#### GIVEN INFORMATION
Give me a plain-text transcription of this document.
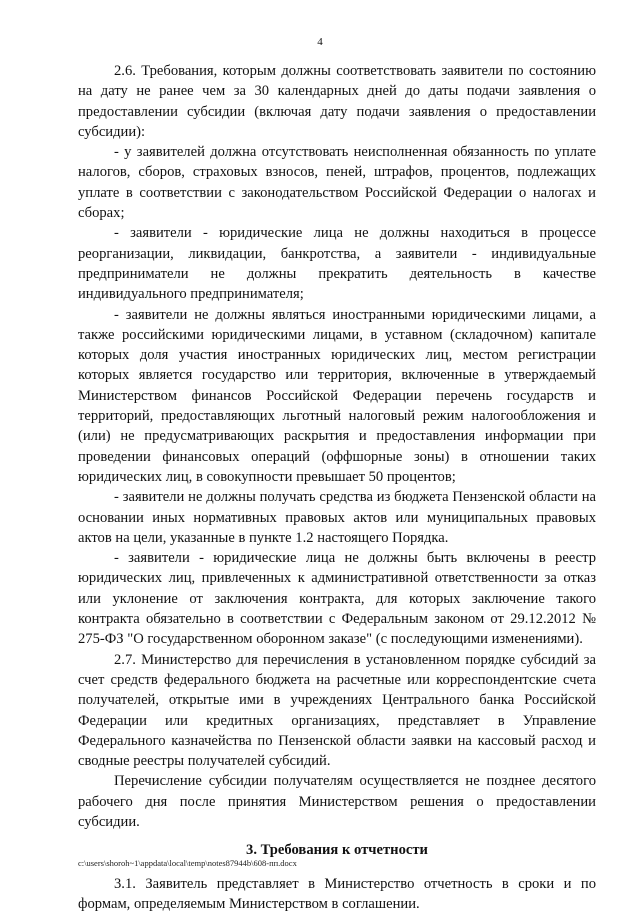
4

2.6. Требования, которым должны соответствовать заявители по состоянию на дату не ранее чем за 30 календарных дней до даты подачи заявления о предоставлении субсидии (включая дату подачи заявления о предоставлении субсидии):

- у заявителей должна отсутствовать неисполненная обязанность по уплате налогов, сборов, страховых взносов, пеней, штрафов, процентов, подлежащих уплате в соответствии с законодательством Российской Федерации о налогах и сборах;

- заявители - юридические лица не должны находиться в процессе реорганизации, ликвидации, банкротства, а заявители - индивидуальные предприниматели не должны прекратить деятельность в качестве индивидуального предпринимателя;

- заявители не должны являться иностранными юридическими лицами, а также российскими юридическими лицами, в уставном (складочном) капитале которых доля участия иностранных юридических лиц, местом регистрации которых является государство или территория, включенные в утверждаемый Министерством финансов Российской Федерации перечень государств и территорий, предоставляющих льготный налоговый режим налогообложения и (или) не предусматривающих раскрытия и предоставления информации при проведении финансовых операций (оффшорные зоны) в отношении таких юридических лиц, в совокупности превышает 50 процентов;

- заявители не должны получать средства из бюджета Пензенской области на основании иных нормативных правовых актов или муниципальных правовых актов на цели, указанные в пункте 1.2 настоящего Порядка.

- заявители - юридические лица не должны быть включены в реестр юридических лиц, привлеченных к административной ответственности за отказ или уклонение от заключения контракта, для которых заключение такого контракта обязательно в соответствии с Федеральным законом от 29.12.2012 № 275-ФЗ "О государственном оборонном заказе" (с последующими изменениями).

2.7. Министерство для перечисления в установленном порядке субсидий за счет средств федерального бюджета на расчетные или корреспондентские счета получателей, открытые ими в учреждениях Центрального банка Российской Федерации или кредитных организациях, представляет в Управление Федерального казначейства по Пензенской области заявки на кассовый расход и сводные реестры получателей субсидий.

Перечисление субсидии получателям осуществляется не позднее десятого рабочего дня после принятия Министерством решения о предоставлении субсидии.

3. Требования к отчетности

3.1. Заявитель представляет в Министерство отчетность в сроки и по формам, определяемым Министерством в соглашении.

c:\users\shoroh~1\appdata\local\temp\notes87944b\608-пп.docx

#### WHAT YOU HAVE TO DO
Only a number is needed: how many lines of the material above contain "субсидии"?

#### RESULT FOR THIS EXERCISE
2